Return the material below in full and exactly.

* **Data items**
========

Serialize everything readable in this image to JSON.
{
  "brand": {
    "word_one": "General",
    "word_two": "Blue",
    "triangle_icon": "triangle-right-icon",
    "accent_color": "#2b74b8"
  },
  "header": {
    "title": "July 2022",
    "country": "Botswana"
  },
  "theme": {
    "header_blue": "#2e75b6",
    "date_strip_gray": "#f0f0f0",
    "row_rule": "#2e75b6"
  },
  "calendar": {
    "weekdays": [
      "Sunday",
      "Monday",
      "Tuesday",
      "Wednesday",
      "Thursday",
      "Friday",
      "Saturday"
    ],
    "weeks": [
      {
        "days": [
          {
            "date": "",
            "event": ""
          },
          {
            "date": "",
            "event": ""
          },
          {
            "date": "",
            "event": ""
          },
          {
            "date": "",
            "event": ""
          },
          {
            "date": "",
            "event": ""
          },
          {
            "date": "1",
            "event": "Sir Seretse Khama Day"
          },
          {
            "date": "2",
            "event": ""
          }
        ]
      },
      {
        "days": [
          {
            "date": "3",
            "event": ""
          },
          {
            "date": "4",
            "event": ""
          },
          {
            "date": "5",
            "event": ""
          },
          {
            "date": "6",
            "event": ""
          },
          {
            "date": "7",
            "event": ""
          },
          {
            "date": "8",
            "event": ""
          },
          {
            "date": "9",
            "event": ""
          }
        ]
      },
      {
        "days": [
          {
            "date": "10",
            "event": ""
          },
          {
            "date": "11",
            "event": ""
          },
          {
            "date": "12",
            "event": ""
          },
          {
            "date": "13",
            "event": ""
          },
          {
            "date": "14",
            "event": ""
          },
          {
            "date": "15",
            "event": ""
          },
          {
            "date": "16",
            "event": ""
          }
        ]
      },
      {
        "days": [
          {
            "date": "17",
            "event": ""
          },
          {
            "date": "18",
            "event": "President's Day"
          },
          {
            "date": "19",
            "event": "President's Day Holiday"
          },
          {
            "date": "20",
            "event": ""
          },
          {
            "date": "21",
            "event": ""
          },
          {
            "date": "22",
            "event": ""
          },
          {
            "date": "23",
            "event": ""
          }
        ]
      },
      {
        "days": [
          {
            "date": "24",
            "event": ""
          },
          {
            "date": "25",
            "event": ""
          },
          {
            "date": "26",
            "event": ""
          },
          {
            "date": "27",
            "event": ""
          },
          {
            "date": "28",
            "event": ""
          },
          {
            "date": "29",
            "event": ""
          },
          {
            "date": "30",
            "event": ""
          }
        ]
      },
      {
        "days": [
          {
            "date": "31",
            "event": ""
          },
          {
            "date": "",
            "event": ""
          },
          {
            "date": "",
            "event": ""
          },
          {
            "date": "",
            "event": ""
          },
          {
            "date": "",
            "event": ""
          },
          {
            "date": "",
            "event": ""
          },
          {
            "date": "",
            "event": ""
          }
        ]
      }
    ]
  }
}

========

* **The solution**
Serialize everything readable in this image to JSON.
{
  "brand": {
    "word_one": "General",
    "word_two": "Blue",
    "triangle_icon": "triangle-right-icon",
    "accent_color": "#2b74b8"
  },
  "header": {
    "title": "July 2022",
    "country": "Botswana"
  },
  "theme": {
    "header_blue": "#2e75b6",
    "date_strip_gray": "#f0f0f0",
    "row_rule": "#2e75b6"
  },
  "calendar": {
    "weekdays": [
      "Sunday",
      "Monday",
      "Tuesday",
      "Wednesday",
      "Thursday",
      "Friday",
      "Saturday"
    ],
    "weeks": [
      {
        "days": [
          {
            "date": "",
            "event": ""
          },
          {
            "date": "",
            "event": ""
          },
          {
            "date": "",
            "event": ""
          },
          {
            "date": "",
            "event": ""
          },
          {
            "date": "",
            "event": ""
          },
          {
            "date": "1",
            "event": "Sir Seretse Khama Day"
          },
          {
            "date": "2",
            "event": ""
          }
        ]
      },
      {
        "days": [
          {
            "date": "3",
            "event": ""
          },
          {
            "date": "4",
            "event": ""
          },
          {
            "date": "5",
            "event": ""
          },
          {
            "date": "6",
            "event": ""
          },
          {
            "date": "7",
            "event": ""
          },
          {
            "date": "8",
            "event": ""
          },
          {
            "date": "9",
            "event": ""
          }
        ]
      },
      {
        "days": [
          {
            "date": "10",
            "event": ""
          },
          {
            "date": "11",
            "event": ""
          },
          {
            "date": "12",
            "event": ""
          },
          {
            "date": "13",
            "event": ""
          },
          {
            "date": "14",
            "event": ""
          },
          {
            "date": "15",
            "event": ""
          },
          {
            "date": "16",
            "event": ""
          }
        ]
      },
      {
        "days": [
          {
            "date": "17",
            "event": ""
          },
          {
            "date": "18",
            "event": "President's Day"
          },
          {
            "date": "19",
            "event": "President's Day Holiday"
          },
          {
            "date": "20",
            "event": ""
          },
          {
            "date": "21",
            "event": ""
          },
          {
            "date": "22",
            "event": ""
          },
          {
            "date": "23",
            "event": ""
          }
        ]
      },
      {
        "days": [
          {
            "date": "24",
            "event": ""
          },
          {
            "date": "25",
            "event": ""
          },
          {
            "date": "26",
            "event": ""
          },
          {
            "date": "27",
            "event": ""
          },
          {
            "date": "28",
            "event": ""
          },
          {
            "date": "29",
            "event": ""
          },
          {
            "date": "30",
            "event": ""
          }
        ]
      },
      {
        "days": [
          {
            "date": "31",
            "event": ""
          },
          {
            "date": "",
            "event": ""
          },
          {
            "date": "",
            "event": ""
          },
          {
            "date": "",
            "event": ""
          },
          {
            "date": "",
            "event": ""
          },
          {
            "date": "",
            "event": ""
          },
          {
            "date": "",
            "event": ""
          }
        ]
      }
    ]
  }
}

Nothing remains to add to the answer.